- _Set problem_
Extract the records in full, leaving every picture out.

[Stored items from a collection]
--- BEGIN ---

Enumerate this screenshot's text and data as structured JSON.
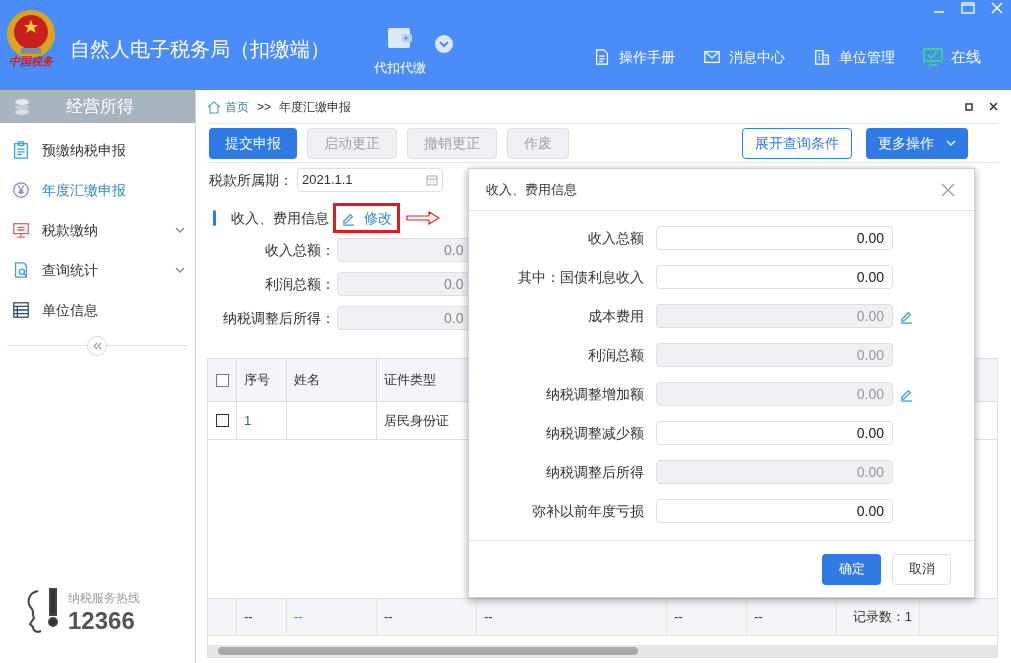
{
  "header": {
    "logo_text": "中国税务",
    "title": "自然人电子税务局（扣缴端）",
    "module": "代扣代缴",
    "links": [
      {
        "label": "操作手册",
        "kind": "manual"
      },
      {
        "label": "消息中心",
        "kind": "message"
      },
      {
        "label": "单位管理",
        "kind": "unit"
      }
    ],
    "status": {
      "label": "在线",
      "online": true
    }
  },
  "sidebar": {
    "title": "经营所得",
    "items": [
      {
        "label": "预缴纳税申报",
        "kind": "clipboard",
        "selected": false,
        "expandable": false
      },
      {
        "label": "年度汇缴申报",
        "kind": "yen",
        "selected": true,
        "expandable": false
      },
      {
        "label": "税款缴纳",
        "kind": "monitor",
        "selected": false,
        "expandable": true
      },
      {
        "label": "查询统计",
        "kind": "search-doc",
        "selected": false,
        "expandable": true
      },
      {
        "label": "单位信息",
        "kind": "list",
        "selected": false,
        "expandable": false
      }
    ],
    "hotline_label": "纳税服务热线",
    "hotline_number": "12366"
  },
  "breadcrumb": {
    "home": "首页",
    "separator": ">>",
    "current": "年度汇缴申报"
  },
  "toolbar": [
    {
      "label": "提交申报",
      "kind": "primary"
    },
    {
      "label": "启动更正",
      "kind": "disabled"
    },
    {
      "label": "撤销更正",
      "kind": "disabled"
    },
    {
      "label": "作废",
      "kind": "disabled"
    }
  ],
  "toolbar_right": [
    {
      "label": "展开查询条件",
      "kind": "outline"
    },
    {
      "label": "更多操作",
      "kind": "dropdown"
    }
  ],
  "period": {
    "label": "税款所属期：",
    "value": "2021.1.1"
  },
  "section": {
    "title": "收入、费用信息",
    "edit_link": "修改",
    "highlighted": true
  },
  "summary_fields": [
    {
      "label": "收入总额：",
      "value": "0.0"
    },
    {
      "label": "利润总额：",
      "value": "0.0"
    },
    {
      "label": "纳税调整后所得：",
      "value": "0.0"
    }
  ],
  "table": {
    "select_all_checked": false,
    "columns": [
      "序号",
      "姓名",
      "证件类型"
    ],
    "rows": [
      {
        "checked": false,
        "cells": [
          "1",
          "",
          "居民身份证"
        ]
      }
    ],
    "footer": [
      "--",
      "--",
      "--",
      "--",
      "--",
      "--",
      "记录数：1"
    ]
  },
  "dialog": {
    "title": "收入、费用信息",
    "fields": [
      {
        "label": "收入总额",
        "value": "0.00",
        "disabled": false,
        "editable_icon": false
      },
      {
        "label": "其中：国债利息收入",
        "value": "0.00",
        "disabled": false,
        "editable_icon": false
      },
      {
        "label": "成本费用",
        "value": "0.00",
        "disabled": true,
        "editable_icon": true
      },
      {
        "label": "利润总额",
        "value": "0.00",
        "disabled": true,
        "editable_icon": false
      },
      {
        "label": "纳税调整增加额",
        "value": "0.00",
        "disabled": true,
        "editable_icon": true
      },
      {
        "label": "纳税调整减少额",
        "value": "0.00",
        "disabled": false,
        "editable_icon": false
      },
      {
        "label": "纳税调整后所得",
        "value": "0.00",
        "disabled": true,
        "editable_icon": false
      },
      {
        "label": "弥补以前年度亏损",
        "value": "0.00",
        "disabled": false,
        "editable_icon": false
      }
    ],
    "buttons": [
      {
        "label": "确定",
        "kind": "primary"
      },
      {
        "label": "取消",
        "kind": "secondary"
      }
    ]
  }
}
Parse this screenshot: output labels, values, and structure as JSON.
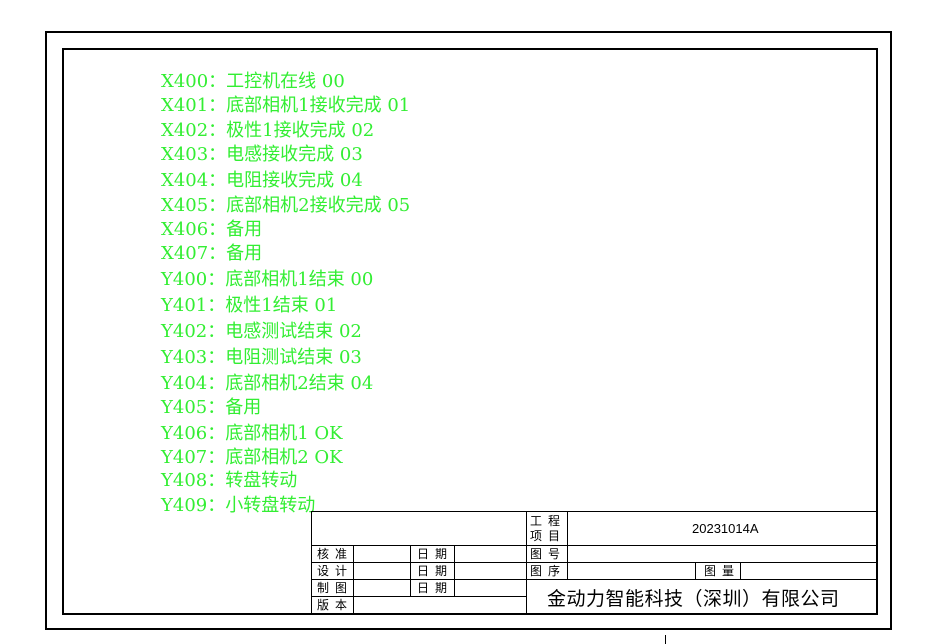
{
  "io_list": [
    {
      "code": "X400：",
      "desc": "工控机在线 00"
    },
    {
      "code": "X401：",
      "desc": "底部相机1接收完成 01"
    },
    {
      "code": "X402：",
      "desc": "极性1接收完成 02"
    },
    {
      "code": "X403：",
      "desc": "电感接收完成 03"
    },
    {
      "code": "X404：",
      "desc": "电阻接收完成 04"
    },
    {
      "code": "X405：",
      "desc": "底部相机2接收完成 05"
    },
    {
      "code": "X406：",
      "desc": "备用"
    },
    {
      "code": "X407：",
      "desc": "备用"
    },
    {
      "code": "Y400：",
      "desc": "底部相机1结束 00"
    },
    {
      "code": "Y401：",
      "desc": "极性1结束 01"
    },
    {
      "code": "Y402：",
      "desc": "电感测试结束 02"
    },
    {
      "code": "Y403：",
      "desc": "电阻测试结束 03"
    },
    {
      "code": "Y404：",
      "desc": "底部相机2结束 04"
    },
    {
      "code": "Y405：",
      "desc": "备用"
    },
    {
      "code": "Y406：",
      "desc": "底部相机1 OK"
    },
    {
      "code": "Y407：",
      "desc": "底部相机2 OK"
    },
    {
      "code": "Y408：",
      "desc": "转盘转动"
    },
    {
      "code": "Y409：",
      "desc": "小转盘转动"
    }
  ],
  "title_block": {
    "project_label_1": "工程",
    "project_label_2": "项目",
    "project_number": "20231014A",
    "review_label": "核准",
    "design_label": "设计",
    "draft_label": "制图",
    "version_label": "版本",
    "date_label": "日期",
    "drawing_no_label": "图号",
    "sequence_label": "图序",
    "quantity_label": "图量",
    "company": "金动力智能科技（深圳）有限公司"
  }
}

--- END ---

- _Response to the task_
Enumerate this screenshot's text and data as structured JSON.
{
  "header": {
    "logo_text": "中国税务",
    "title": "自然人电子税务局（扣缴端）",
    "module": "代扣代缴",
    "links": [
      {
        "label": "操作手册",
        "kind": "manual"
      },
      {
        "label": "消息中心",
        "kind": "message"
      },
      {
        "label": "单位管理",
        "kind": "unit"
      }
    ],
    "status": {
      "label": "在线",
      "online": true
    }
  },
  "sidebar": {
    "title": "经营所得",
    "items": [
      {
        "label": "预缴纳税申报",
        "kind": "clipboard",
        "selected": false,
        "expandable": false
      },
      {
        "label": "年度汇缴申报",
        "kind": "yen",
        "selected": true,
        "expandable": false
      },
      {
        "label": "税款缴纳",
        "kind": "monitor",
        "selected": false,
        "expandable": true
      },
      {
        "label": "查询统计",
        "kind": "search-doc",
        "selected": false,
        "expandable": true
      },
      {
        "label": "单位信息",
        "kind": "list",
        "selected": false,
        "expandable": false
      }
    ],
    "hotline_label": "纳税服务热线",
    "hotline_number": "12366"
  },
  "breadcrumb": {
    "home": "首页",
    "separator": ">>",
    "current": "年度汇缴申报"
  },
  "toolbar": [
    {
      "label": "提交申报",
      "kind": "primary"
    },
    {
      "label": "启动更正",
      "kind": "disabled"
    },
    {
      "label": "撤销更正",
      "kind": "disabled"
    },
    {
      "label": "作废",
      "kind": "disabled"
    }
  ],
  "toolbar_right": [
    {
      "label": "展开查询条件",
      "kind": "outline"
    },
    {
      "label": "更多操作",
      "kind": "dropdown"
    }
  ],
  "period": {
    "label": "税款所属期：",
    "value": "2021.1.1"
  },
  "section": {
    "title": "收入、费用信息",
    "edit_link": "修改",
    "highlighted": true
  },
  "summary_fields": [
    {
      "label": "收入总额：",
      "value": "0.0"
    },
    {
      "label": "利润总额：",
      "value": "0.0"
    },
    {
      "label": "纳税调整后所得：",
      "value": "0.0"
    }
  ],
  "table": {
    "select_all_checked": false,
    "columns": [
      "序号",
      "姓名",
      "证件类型"
    ],
    "rows": [
      {
        "checked": false,
        "cells": [
          "1",
          "",
          "居民身份证"
        ]
      }
    ],
    "footer": [
      "--",
      "--",
      "--",
      "--",
      "--",
      "--",
      "记录数：1"
    ]
  },
  "dialog": {
    "title": "收入、费用信息",
    "fields": [
      {
        "label": "收入总额",
        "value": "0.00",
        "disabled": false,
        "editable_icon": false
      },
      {
        "label": "其中：国债利息收入",
        "value": "0.00",
        "disabled": false,
        "editable_icon": false
      },
      {
        "label": "成本费用",
        "value": "0.00",
        "disabled": true,
        "editable_icon": true
      },
      {
        "label": "利润总额",
        "value": "0.00",
        "disabled": true,
        "editable_icon": false
      },
      {
        "label": "纳税调整增加额",
        "value": "0.00",
        "disabled": true,
        "editable_icon": true
      },
      {
        "label": "纳税调整减少额",
        "value": "0.00",
        "disabled": false,
        "editable_icon": false
      },
      {
        "label": "纳税调整后所得",
        "value": "0.00",
        "disabled": true,
        "editable_icon": false
      },
      {
        "label": "弥补以前年度亏损",
        "value": "0.00",
        "disabled": false,
        "editable_icon": false
      }
    ],
    "buttons": [
      {
        "label": "确定",
        "kind": "primary"
      },
      {
        "label": "取消",
        "kind": "secondary"
      }
    ]
  }
}
Parse this screenshot: output labels, values, and structure as JSON.
{
  "io_list": [
    {
      "code": "X400：",
      "desc": "工控机在线 00"
    },
    {
      "code": "X401：",
      "desc": "底部相机1接收完成 01"
    },
    {
      "code": "X402：",
      "desc": "极性1接收完成 02"
    },
    {
      "code": "X403：",
      "desc": "电感接收完成 03"
    },
    {
      "code": "X404：",
      "desc": "电阻接收完成 04"
    },
    {
      "code": "X405：",
      "desc": "底部相机2接收完成 05"
    },
    {
      "code": "X406：",
      "desc": "备用"
    },
    {
      "code": "X407：",
      "desc": "备用"
    },
    {
      "code": "Y400：",
      "desc": "底部相机1结束 00"
    },
    {
      "code": "Y401：",
      "desc": "极性1结束 01"
    },
    {
      "code": "Y402：",
      "desc": "电感测试结束 02"
    },
    {
      "code": "Y403：",
      "desc": "电阻测试结束 03"
    },
    {
      "code": "Y404：",
      "desc": "底部相机2结束 04"
    },
    {
      "code": "Y405：",
      "desc": "备用"
    },
    {
      "code": "Y406：",
      "desc": "底部相机1 OK"
    },
    {
      "code": "Y407：",
      "desc": "底部相机2 OK"
    },
    {
      "code": "Y408：",
      "desc": "转盘转动"
    },
    {
      "code": "Y409：",
      "desc": "小转盘转动"
    }
  ],
  "title_block": {
    "project_label_1": "工程",
    "project_label_2": "项目",
    "project_number": "20231014A",
    "review_label": "核准",
    "design_label": "设计",
    "draft_label": "制图",
    "version_label": "版本",
    "date_label": "日期",
    "drawing_no_label": "图号",
    "sequence_label": "图序",
    "quantity_label": "图量",
    "company": "金动力智能科技（深圳）有限公司"
  }
}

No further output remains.